◆ **What to produce**: Work through the following lines and count those that hold the word "Developer". Reply with that number only.
— START OF Data lines —
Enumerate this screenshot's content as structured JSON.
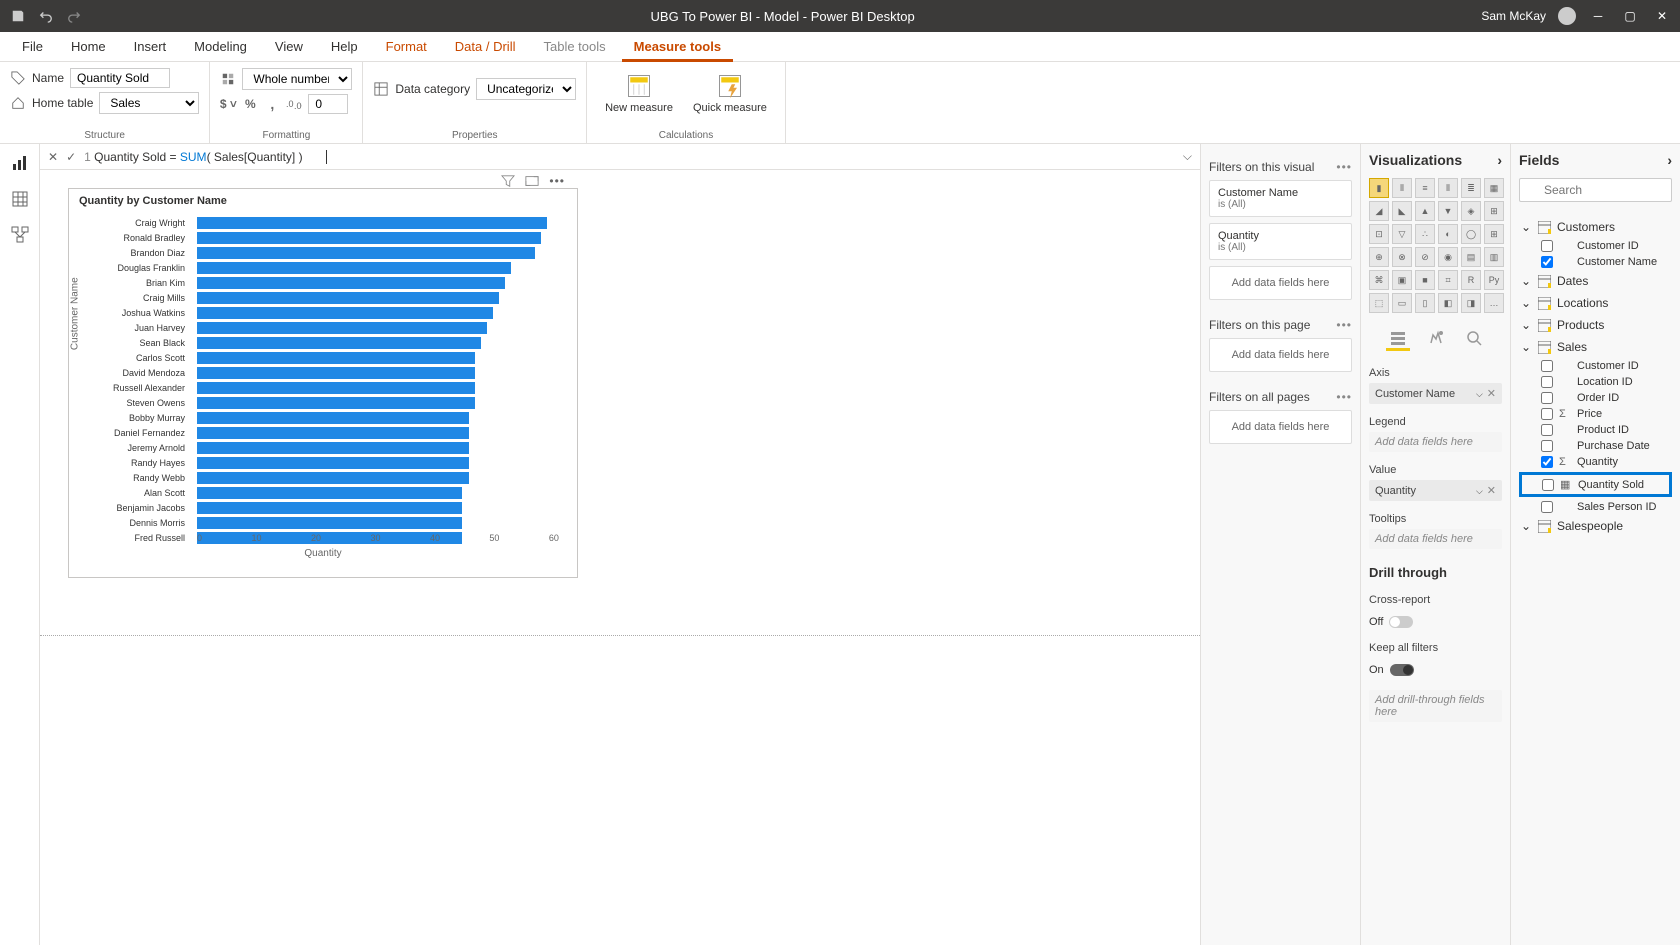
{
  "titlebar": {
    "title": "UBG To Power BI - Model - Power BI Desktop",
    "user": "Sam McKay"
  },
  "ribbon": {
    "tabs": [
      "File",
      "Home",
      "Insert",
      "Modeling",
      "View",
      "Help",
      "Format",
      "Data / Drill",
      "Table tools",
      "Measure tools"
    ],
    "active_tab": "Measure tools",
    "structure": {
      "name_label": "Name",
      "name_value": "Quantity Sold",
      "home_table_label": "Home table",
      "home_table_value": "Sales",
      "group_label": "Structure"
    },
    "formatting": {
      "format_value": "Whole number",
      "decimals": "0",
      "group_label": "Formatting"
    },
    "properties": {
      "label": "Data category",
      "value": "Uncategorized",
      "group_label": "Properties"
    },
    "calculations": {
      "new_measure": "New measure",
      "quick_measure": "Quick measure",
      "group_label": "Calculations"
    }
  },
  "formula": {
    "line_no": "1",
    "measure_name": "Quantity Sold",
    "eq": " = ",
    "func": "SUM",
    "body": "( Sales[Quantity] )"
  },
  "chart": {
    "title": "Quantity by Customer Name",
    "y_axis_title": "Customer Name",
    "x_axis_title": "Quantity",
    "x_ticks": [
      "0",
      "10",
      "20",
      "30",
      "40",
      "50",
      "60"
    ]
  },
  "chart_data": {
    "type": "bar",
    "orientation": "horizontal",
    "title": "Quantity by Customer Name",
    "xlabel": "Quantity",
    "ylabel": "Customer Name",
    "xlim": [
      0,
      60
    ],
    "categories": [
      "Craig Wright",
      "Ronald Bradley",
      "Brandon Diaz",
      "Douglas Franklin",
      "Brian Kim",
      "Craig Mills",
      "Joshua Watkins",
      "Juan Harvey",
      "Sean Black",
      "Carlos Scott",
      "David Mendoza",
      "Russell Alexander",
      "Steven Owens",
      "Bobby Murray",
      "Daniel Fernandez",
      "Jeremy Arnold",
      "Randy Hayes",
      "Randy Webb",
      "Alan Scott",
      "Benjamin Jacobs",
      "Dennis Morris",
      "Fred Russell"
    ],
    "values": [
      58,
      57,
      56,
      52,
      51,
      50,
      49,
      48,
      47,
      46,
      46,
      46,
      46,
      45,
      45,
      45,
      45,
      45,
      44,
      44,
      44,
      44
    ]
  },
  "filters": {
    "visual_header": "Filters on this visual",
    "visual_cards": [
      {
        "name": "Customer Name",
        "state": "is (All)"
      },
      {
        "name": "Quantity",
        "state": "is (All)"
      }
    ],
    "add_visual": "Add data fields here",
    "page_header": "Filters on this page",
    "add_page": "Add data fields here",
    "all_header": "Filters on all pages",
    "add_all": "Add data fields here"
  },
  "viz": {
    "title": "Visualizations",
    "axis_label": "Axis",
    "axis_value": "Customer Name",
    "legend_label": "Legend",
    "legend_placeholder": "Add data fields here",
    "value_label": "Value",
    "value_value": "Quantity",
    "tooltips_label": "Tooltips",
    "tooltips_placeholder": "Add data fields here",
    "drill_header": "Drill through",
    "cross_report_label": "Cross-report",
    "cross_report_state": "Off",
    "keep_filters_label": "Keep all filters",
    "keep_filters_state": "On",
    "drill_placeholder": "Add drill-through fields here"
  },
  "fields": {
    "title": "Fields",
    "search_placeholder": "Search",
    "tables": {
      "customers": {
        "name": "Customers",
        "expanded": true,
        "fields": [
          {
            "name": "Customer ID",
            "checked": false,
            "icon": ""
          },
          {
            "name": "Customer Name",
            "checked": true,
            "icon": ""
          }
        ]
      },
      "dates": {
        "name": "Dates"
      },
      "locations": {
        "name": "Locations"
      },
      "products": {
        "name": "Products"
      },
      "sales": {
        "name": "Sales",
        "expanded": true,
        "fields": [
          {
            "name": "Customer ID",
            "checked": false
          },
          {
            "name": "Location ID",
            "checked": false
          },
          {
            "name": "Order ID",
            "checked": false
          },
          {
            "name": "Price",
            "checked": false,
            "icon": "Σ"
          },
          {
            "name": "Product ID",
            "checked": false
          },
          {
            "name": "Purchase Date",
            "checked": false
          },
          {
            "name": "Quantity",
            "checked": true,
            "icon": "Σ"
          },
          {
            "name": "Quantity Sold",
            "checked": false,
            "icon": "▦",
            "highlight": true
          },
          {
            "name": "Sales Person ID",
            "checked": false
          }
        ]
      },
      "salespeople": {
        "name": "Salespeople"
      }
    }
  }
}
— END OF Data lines —
— START OF Data lines —
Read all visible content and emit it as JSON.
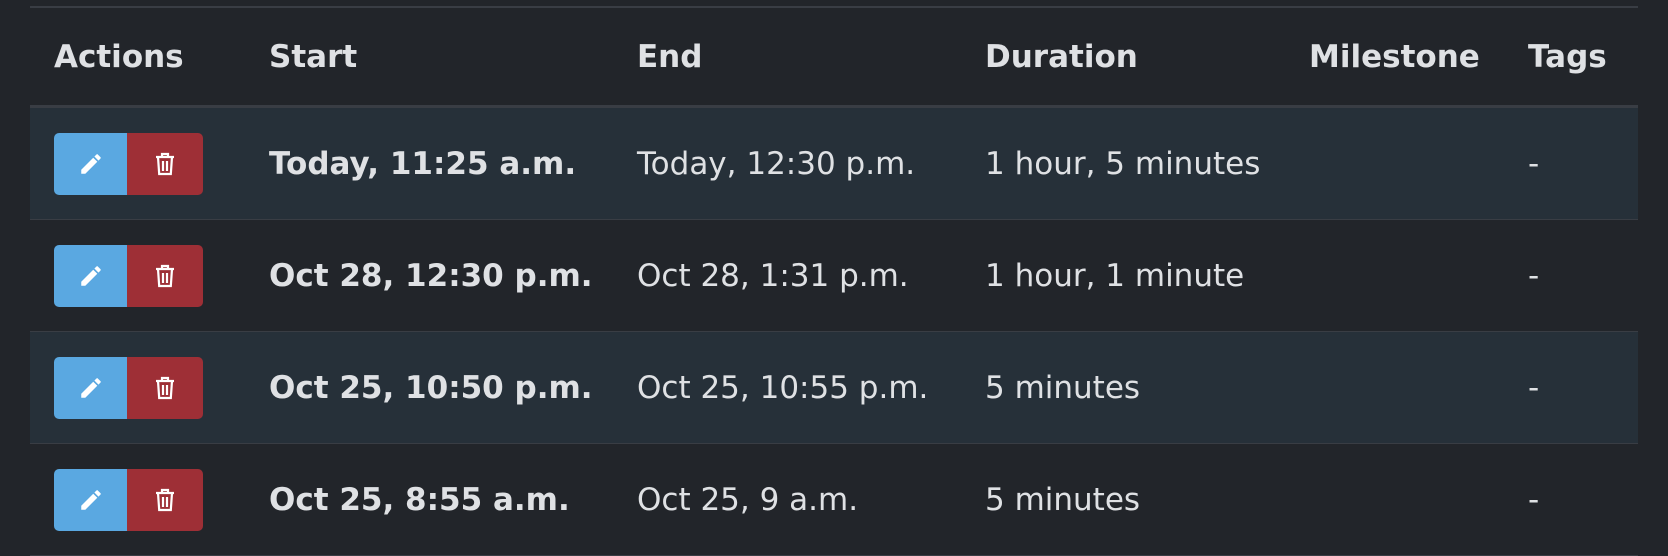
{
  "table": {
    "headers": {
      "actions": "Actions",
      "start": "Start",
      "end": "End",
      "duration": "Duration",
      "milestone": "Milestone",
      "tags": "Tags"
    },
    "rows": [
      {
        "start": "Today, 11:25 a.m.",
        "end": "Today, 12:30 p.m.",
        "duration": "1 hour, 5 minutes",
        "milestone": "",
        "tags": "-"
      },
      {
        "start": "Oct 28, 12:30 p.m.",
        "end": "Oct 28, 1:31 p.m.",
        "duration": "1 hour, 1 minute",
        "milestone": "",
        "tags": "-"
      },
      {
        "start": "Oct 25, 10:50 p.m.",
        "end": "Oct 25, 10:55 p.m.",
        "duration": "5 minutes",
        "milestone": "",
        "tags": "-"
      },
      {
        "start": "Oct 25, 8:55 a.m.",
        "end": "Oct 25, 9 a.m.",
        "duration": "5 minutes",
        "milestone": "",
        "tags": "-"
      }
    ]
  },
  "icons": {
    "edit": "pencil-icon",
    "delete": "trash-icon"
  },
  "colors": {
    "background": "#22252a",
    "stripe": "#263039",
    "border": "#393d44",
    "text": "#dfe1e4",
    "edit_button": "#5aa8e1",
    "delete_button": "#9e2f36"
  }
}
— END OF Data lines —
— START OF Data lines —
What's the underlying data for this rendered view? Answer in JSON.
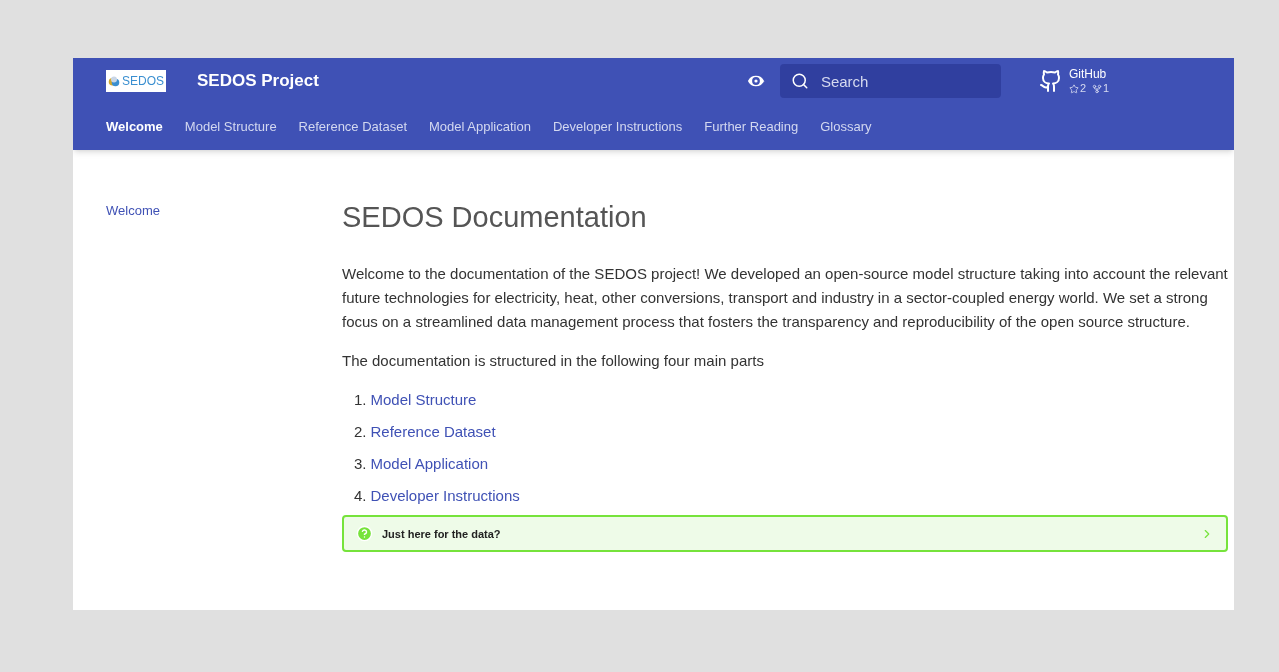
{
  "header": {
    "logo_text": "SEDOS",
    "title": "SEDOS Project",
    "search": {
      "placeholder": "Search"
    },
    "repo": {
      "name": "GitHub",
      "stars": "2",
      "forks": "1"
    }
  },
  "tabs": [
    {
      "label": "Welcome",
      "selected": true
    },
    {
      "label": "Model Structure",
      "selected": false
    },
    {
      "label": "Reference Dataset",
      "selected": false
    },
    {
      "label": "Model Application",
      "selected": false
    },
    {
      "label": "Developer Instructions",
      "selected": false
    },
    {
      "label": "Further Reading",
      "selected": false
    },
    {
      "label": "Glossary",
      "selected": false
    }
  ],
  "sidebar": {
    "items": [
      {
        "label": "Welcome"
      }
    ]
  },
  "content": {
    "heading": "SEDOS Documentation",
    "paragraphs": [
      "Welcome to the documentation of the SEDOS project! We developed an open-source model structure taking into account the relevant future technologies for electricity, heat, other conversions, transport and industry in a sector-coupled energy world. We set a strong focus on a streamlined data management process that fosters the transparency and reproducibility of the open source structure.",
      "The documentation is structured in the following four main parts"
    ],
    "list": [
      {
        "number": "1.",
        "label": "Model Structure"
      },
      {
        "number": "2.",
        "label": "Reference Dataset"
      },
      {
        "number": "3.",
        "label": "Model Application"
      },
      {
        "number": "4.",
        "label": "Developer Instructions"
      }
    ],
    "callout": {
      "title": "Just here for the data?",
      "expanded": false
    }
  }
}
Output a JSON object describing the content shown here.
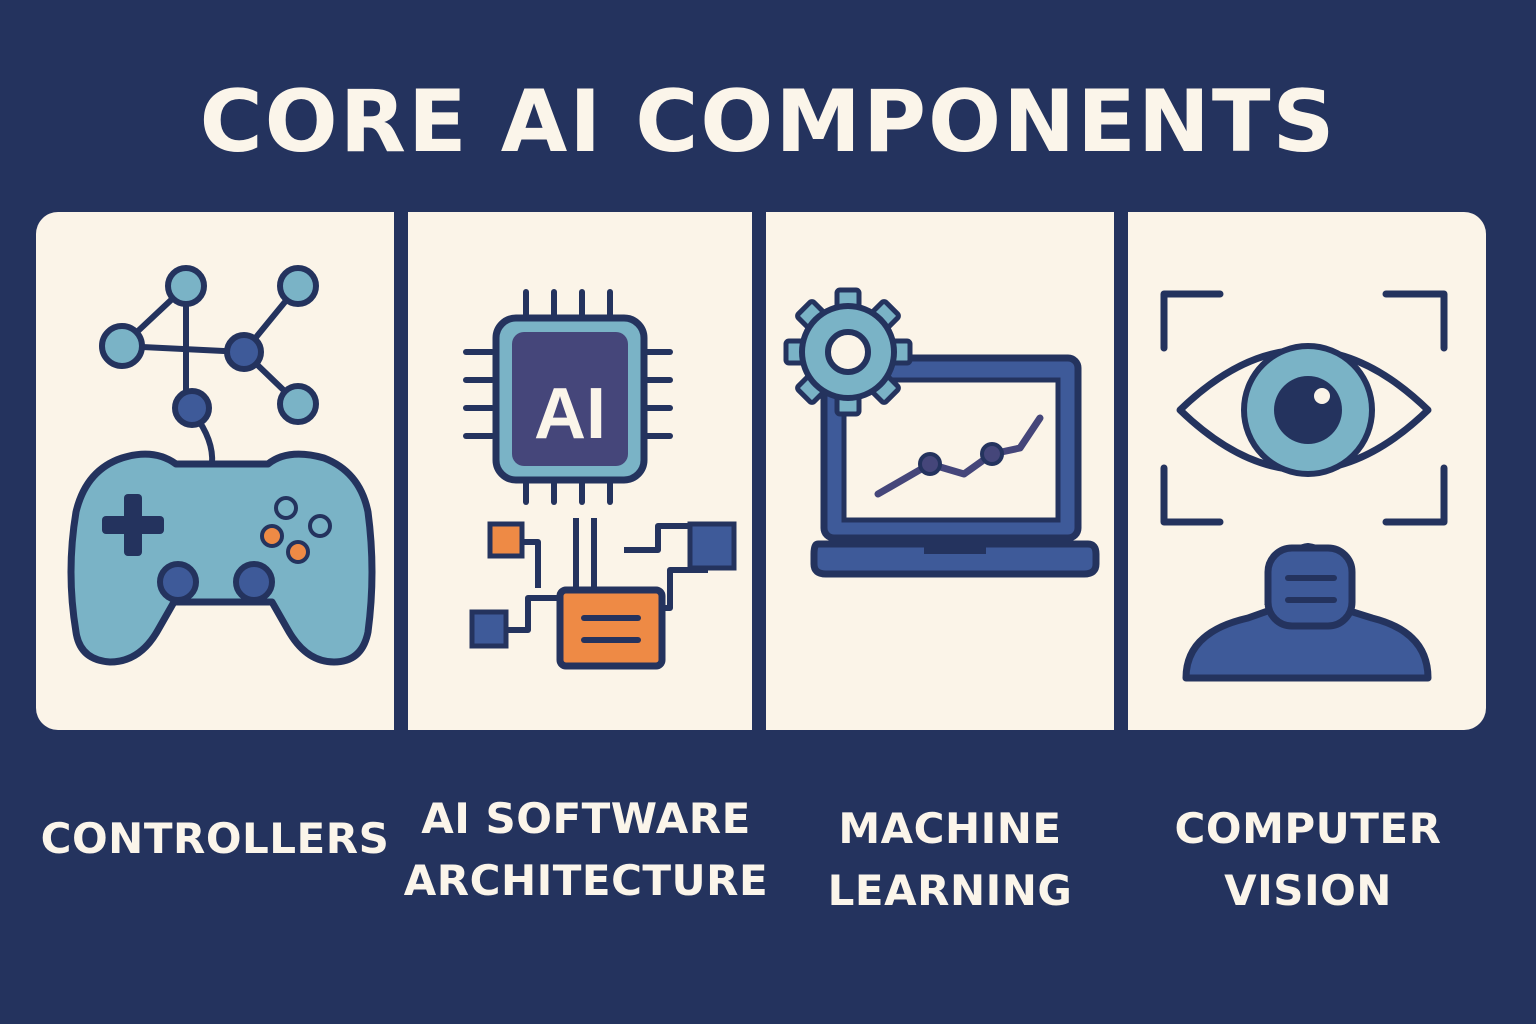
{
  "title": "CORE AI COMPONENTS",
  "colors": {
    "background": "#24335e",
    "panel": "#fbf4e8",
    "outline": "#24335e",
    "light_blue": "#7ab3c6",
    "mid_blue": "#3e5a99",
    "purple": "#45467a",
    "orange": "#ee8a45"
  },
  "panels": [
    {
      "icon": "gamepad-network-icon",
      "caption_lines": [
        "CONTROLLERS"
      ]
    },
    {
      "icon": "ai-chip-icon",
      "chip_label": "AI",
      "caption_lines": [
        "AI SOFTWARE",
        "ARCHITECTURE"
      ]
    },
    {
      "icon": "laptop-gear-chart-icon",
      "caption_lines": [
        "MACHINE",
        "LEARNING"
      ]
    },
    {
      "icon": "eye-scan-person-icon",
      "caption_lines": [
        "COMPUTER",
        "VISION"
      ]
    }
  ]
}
— END OF Data lines —
◆ **Response to this task**: 2